- [INSTRUCTIONS FOR THE TASK]:
What follows is a set of records; restate each one word for word and drop the pictures.

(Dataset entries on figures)
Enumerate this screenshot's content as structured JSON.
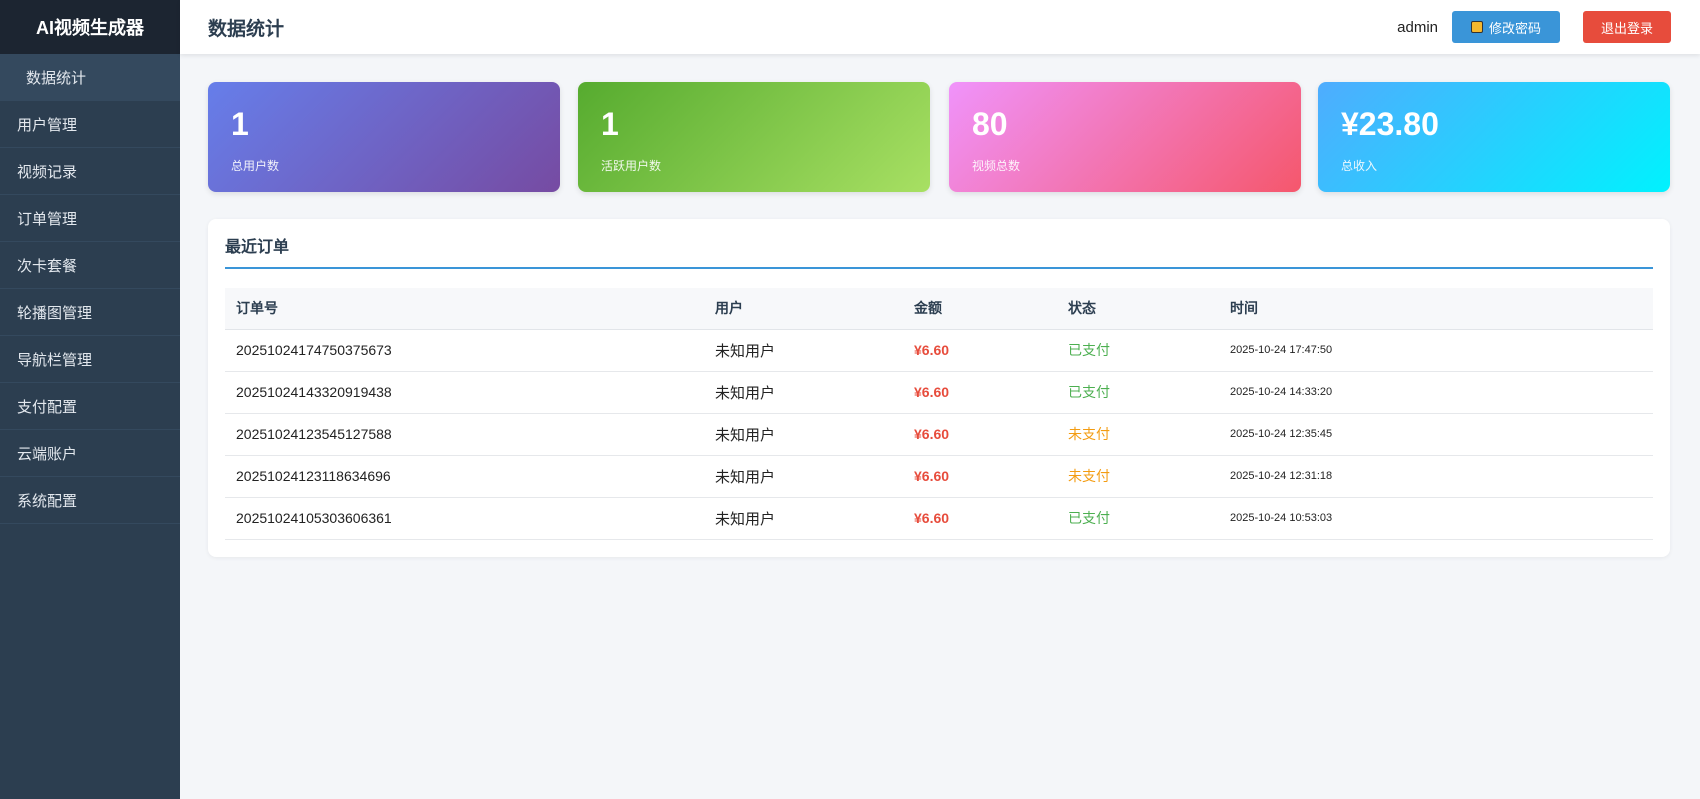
{
  "app_title": "AI视频生成器",
  "sidebar": {
    "items": [
      {
        "label": "数据统计",
        "active": true
      },
      {
        "label": "用户管理"
      },
      {
        "label": "视频记录"
      },
      {
        "label": "订单管理"
      },
      {
        "label": "次卡套餐"
      },
      {
        "label": "轮播图管理"
      },
      {
        "label": "导航栏管理"
      },
      {
        "label": "支付配置"
      },
      {
        "label": "云端账户"
      },
      {
        "label": "系统配置"
      }
    ]
  },
  "header": {
    "title": "数据统计",
    "user": "admin",
    "change_password": "修改密码",
    "logout": "退出登录",
    "lock_icon": "lock-icon"
  },
  "stats": [
    {
      "value": "1",
      "label": "总用户数",
      "colors": [
        "#667eea",
        "#764ba2"
      ]
    },
    {
      "value": "1",
      "label": "活跃用户数",
      "colors": [
        "#56ab2f",
        "#a8e063"
      ]
    },
    {
      "value": "80",
      "label": "视频总数",
      "colors": [
        "#f093fb",
        "#f5576c"
      ]
    },
    {
      "value": "¥23.80",
      "label": "总收入",
      "colors": [
        "#4facfe",
        "#00f2fe"
      ]
    }
  ],
  "orders": {
    "title": "最近订单",
    "columns": [
      "订单号",
      "用户",
      "金额",
      "状态",
      "时间"
    ],
    "rows": [
      [
        "20251024174750375673",
        "未知用户",
        "¥6.60",
        "已支付",
        "2025-10-24 17:47:50"
      ],
      [
        "20251024143320919438",
        "未知用户",
        "¥6.60",
        "已支付",
        "2025-10-24 14:33:20"
      ],
      [
        "20251024123545127588",
        "未知用户",
        "¥6.60",
        "未支付",
        "2025-10-24 12:35:45"
      ],
      [
        "20251024123118634696",
        "未知用户",
        "¥6.60",
        "未支付",
        "2025-10-24 12:31:18"
      ],
      [
        "20251024105303606361",
        "未知用户",
        "¥6.60",
        "已支付",
        "2025-10-24 10:53:03"
      ]
    ]
  }
}
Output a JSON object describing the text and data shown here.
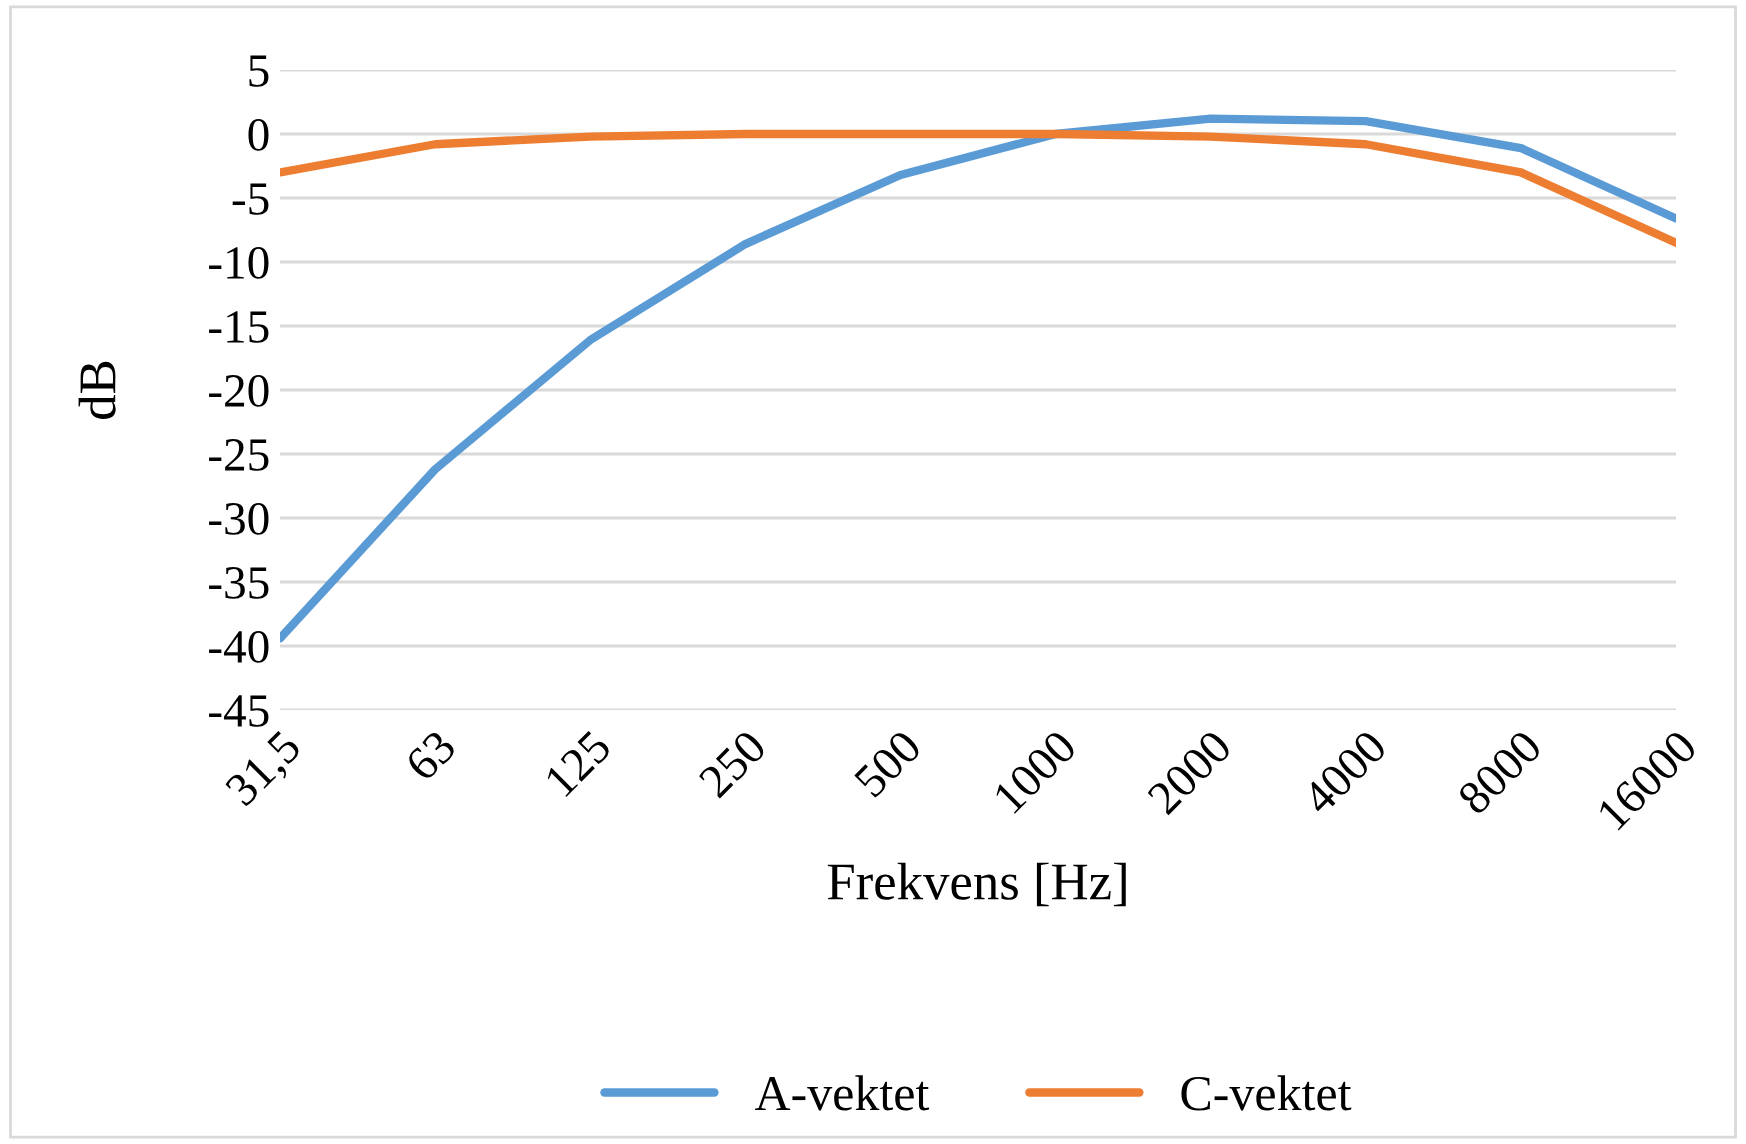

- [REPLY TO THE TASK]:
Enumerate this screenshot's content as structured JSON.
{
  "app_title": "AI视频生成器",
  "sidebar": {
    "items": [
      {
        "label": "数据统计",
        "active": true
      },
      {
        "label": "用户管理"
      },
      {
        "label": "视频记录"
      },
      {
        "label": "订单管理"
      },
      {
        "label": "次卡套餐"
      },
      {
        "label": "轮播图管理"
      },
      {
        "label": "导航栏管理"
      },
      {
        "label": "支付配置"
      },
      {
        "label": "云端账户"
      },
      {
        "label": "系统配置"
      }
    ]
  },
  "header": {
    "title": "数据统计",
    "user": "admin",
    "change_password": "修改密码",
    "logout": "退出登录",
    "lock_icon": "lock-icon"
  },
  "stats": [
    {
      "value": "1",
      "label": "总用户数",
      "colors": [
        "#667eea",
        "#764ba2"
      ]
    },
    {
      "value": "1",
      "label": "活跃用户数",
      "colors": [
        "#56ab2f",
        "#a8e063"
      ]
    },
    {
      "value": "80",
      "label": "视频总数",
      "colors": [
        "#f093fb",
        "#f5576c"
      ]
    },
    {
      "value": "¥23.80",
      "label": "总收入",
      "colors": [
        "#4facfe",
        "#00f2fe"
      ]
    }
  ],
  "orders": {
    "title": "最近订单",
    "columns": [
      "订单号",
      "用户",
      "金额",
      "状态",
      "时间"
    ],
    "rows": [
      [
        "20251024174750375673",
        "未知用户",
        "¥6.60",
        "已支付",
        "2025-10-24 17:47:50"
      ],
      [
        "20251024143320919438",
        "未知用户",
        "¥6.60",
        "已支付",
        "2025-10-24 14:33:20"
      ],
      [
        "20251024123545127588",
        "未知用户",
        "¥6.60",
        "未支付",
        "2025-10-24 12:35:45"
      ],
      [
        "20251024123118634696",
        "未知用户",
        "¥6.60",
        "未支付",
        "2025-10-24 12:31:18"
      ],
      [
        "20251024105303606361",
        "未知用户",
        "¥6.60",
        "已支付",
        "2025-10-24 10:53:03"
      ]
    ]
  }
}
Output a JSON object describing the text and data shown here.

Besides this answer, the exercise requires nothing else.